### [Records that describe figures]
>>

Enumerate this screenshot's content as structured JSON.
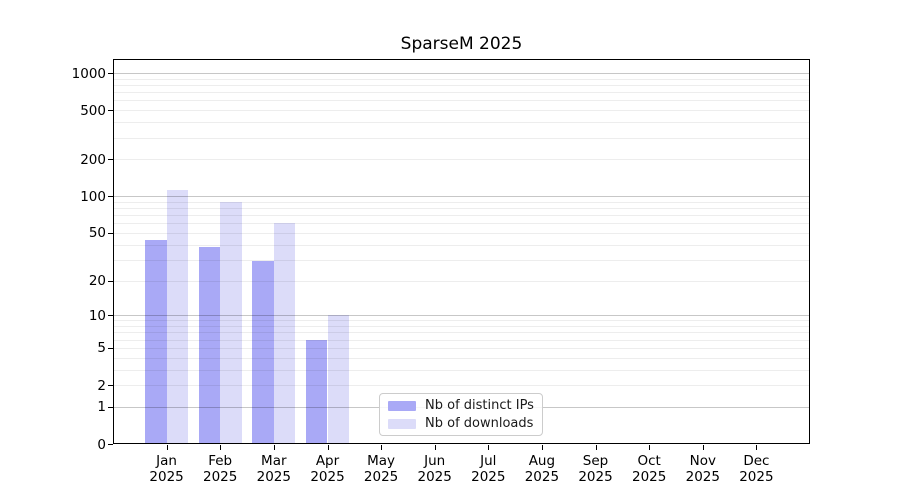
{
  "title": "SparseM 2025",
  "chart_data": {
    "type": "bar",
    "title": "SparseM 2025",
    "categories": [
      "Jan",
      "Feb",
      "Mar",
      "Apr",
      "May",
      "Jun",
      "Jul",
      "Aug",
      "Sep",
      "Oct",
      "Nov",
      "Dec"
    ],
    "year_label": "2025",
    "series": [
      {
        "name": "Nb of distinct IPs",
        "color": "#a9a9f6",
        "values": [
          44,
          38,
          29,
          6,
          0,
          0,
          0,
          0,
          0,
          0,
          0,
          0
        ]
      },
      {
        "name": "Nb of downloads",
        "color": "#dcdcf9",
        "values": [
          112,
          90,
          60,
          10,
          0,
          0,
          0,
          0,
          0,
          0,
          0,
          0
        ]
      }
    ],
    "yscale": "log1p",
    "ylim": [
      0,
      1000
    ],
    "yticks": [
      0,
      1,
      2,
      5,
      10,
      20,
      50,
      100,
      200,
      500,
      1000
    ],
    "major_gridlines": [
      1,
      10,
      100,
      1000
    ],
    "grid": "both",
    "legend_position": "lower center",
    "colors": {
      "major_grid": "#c6c6c6",
      "minor_grid": "#ededed",
      "axis": "#000000",
      "background": "#ffffff"
    }
  }
}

<<

### [EXERCISE DETAILS]
Output every entry word for word, but omit the pictures.

### [SOLUTION TO THE EXERCISE]
Enumerate this screenshot's content as structured JSON.
{
  "title": "SparseM 2025",
  "chart_data": {
    "type": "bar",
    "title": "SparseM 2025",
    "categories": [
      "Jan",
      "Feb",
      "Mar",
      "Apr",
      "May",
      "Jun",
      "Jul",
      "Aug",
      "Sep",
      "Oct",
      "Nov",
      "Dec"
    ],
    "year_label": "2025",
    "series": [
      {
        "name": "Nb of distinct IPs",
        "color": "#a9a9f6",
        "values": [
          44,
          38,
          29,
          6,
          0,
          0,
          0,
          0,
          0,
          0,
          0,
          0
        ]
      },
      {
        "name": "Nb of downloads",
        "color": "#dcdcf9",
        "values": [
          112,
          90,
          60,
          10,
          0,
          0,
          0,
          0,
          0,
          0,
          0,
          0
        ]
      }
    ],
    "yscale": "log1p",
    "ylim": [
      0,
      1000
    ],
    "yticks": [
      0,
      1,
      2,
      5,
      10,
      20,
      50,
      100,
      200,
      500,
      1000
    ],
    "major_gridlines": [
      1,
      10,
      100,
      1000
    ],
    "grid": "both",
    "legend_position": "lower center",
    "colors": {
      "major_grid": "#c6c6c6",
      "minor_grid": "#ededed",
      "axis": "#000000",
      "background": "#ffffff"
    }
  }
}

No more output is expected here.